_Short task_.
In the records below, find each line containing the word "norm" and copy it.

━━━━━ Entries provided

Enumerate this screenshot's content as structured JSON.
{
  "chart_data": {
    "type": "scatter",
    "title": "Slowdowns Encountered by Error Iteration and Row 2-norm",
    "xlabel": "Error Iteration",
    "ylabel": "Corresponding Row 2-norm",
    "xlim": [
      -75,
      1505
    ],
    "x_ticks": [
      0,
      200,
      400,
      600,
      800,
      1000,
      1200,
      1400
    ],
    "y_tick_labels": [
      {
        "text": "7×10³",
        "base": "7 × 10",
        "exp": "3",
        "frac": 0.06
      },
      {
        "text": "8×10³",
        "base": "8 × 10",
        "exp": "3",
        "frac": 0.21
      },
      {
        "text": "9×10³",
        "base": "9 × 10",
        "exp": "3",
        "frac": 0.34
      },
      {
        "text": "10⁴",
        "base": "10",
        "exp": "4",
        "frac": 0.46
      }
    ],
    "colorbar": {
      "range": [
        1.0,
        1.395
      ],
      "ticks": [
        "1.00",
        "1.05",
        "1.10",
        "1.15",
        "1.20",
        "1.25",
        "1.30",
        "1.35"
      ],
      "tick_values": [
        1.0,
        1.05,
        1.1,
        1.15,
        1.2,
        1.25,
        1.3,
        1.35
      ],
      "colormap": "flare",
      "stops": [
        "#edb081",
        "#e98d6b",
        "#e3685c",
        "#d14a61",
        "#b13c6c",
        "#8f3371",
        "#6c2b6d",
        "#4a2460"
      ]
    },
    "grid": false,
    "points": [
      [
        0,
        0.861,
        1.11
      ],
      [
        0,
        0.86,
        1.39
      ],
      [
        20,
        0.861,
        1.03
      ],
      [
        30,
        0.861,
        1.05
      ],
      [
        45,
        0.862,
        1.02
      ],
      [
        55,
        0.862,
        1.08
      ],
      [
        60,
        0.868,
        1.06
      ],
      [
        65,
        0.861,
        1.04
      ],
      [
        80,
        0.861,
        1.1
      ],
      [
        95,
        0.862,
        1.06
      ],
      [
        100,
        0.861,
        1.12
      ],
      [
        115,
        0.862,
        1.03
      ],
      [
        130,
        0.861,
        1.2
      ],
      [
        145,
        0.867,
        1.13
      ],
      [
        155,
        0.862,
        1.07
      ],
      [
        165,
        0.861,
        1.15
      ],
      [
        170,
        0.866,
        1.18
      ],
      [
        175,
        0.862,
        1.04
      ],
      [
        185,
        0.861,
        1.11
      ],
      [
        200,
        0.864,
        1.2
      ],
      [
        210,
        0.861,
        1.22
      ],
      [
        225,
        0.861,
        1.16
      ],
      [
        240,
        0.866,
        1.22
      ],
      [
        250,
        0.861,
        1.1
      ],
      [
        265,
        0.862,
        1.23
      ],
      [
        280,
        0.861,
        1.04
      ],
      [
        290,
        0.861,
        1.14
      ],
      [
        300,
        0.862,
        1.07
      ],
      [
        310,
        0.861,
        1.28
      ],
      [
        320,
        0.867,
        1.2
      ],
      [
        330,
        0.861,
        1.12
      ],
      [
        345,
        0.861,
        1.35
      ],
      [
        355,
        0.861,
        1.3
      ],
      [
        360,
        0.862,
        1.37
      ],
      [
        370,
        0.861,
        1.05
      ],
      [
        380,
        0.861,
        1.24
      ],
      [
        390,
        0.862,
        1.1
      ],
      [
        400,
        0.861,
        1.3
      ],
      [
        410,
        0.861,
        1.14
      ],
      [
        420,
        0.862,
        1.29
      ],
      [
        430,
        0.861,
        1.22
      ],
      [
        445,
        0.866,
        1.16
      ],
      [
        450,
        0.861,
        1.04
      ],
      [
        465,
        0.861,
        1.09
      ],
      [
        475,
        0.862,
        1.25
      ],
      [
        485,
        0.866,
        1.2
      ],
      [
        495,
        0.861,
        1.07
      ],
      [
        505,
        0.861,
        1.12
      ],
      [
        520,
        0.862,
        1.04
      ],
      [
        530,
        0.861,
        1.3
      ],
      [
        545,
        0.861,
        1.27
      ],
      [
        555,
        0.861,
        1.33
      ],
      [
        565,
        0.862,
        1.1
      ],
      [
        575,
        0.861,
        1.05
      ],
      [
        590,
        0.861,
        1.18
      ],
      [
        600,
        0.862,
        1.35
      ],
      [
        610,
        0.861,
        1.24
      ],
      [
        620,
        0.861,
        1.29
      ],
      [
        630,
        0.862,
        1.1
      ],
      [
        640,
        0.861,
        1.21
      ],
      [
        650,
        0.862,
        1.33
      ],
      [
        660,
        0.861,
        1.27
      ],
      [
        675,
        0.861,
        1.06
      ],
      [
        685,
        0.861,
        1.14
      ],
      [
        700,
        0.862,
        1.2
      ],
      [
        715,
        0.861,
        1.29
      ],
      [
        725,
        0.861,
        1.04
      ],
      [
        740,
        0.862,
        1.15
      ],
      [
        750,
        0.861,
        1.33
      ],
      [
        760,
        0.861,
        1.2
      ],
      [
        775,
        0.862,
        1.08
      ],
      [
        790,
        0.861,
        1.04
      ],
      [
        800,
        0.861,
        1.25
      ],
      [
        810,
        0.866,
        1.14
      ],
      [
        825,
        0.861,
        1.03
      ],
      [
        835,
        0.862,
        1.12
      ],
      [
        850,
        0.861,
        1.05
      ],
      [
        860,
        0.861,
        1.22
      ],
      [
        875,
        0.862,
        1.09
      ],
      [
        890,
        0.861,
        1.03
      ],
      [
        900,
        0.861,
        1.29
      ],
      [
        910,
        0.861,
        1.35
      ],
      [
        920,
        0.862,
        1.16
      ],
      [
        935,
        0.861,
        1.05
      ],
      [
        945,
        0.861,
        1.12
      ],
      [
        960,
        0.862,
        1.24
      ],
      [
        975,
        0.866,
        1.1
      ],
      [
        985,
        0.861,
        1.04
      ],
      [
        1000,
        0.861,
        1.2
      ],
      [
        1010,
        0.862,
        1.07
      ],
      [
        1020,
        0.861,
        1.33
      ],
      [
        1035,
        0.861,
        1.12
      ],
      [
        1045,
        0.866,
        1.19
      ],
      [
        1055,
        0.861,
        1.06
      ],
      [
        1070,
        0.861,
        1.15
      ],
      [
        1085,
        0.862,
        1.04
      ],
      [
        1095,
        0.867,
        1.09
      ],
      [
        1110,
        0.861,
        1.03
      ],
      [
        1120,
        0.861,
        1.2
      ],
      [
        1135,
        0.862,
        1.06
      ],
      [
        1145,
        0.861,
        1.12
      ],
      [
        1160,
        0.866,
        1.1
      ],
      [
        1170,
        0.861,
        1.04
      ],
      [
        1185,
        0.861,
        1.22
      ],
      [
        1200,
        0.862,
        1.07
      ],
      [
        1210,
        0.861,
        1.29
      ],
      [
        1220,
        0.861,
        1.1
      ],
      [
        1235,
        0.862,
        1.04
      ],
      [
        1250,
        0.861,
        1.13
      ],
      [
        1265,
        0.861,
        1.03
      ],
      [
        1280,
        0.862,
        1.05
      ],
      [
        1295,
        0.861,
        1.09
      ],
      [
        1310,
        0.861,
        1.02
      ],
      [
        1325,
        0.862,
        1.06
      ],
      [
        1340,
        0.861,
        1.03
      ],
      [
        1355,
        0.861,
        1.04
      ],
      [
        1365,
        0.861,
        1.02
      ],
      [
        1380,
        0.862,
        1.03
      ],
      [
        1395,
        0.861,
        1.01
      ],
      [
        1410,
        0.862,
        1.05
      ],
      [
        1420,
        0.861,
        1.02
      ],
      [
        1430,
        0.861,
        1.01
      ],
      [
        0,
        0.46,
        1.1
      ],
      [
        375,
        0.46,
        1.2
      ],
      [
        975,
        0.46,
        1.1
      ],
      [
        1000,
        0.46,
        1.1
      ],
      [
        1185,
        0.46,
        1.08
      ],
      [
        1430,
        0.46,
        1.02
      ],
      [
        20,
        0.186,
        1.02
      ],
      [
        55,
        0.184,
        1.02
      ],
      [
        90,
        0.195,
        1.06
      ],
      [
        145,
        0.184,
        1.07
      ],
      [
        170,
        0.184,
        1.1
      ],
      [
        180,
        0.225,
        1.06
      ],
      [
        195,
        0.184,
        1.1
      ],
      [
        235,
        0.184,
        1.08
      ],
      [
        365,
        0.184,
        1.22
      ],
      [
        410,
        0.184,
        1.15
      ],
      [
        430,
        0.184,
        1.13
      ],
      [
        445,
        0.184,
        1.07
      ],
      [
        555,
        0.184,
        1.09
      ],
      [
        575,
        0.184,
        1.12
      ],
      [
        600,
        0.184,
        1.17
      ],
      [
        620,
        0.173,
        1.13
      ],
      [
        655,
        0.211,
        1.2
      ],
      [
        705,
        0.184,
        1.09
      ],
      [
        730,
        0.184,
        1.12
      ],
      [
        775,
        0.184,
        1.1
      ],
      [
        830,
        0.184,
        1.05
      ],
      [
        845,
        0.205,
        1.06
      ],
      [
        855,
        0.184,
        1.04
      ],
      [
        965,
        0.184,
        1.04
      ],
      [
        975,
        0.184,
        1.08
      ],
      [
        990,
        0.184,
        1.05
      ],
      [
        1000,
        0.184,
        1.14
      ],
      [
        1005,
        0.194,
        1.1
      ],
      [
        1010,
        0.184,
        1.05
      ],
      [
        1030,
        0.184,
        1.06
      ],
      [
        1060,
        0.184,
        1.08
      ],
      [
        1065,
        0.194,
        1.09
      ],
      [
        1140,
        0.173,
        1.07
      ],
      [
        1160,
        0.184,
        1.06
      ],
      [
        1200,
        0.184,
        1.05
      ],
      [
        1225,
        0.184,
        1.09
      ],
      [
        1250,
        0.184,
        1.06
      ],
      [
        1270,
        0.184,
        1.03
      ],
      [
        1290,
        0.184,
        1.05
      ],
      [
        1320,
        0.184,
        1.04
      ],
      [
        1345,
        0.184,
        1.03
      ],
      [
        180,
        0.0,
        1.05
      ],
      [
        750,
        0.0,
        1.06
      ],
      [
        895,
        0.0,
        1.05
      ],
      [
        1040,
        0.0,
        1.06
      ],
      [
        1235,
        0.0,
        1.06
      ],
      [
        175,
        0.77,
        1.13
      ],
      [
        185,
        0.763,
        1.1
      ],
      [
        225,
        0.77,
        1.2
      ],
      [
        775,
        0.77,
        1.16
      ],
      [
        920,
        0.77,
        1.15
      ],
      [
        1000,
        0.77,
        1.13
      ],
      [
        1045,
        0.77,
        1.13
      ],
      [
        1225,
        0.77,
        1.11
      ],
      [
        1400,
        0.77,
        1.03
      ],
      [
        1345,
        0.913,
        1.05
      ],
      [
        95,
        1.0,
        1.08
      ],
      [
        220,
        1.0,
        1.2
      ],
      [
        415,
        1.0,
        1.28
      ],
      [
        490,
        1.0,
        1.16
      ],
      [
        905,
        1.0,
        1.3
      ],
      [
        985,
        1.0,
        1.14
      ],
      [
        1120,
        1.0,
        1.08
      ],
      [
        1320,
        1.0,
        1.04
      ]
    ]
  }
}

━━━━━━━━━━

_Output of the exercise_.
    "title": "Slowdowns Encountered by Error Iteration and Row 2-norm",
    "ylabel": "Corresponding Row 2-norm",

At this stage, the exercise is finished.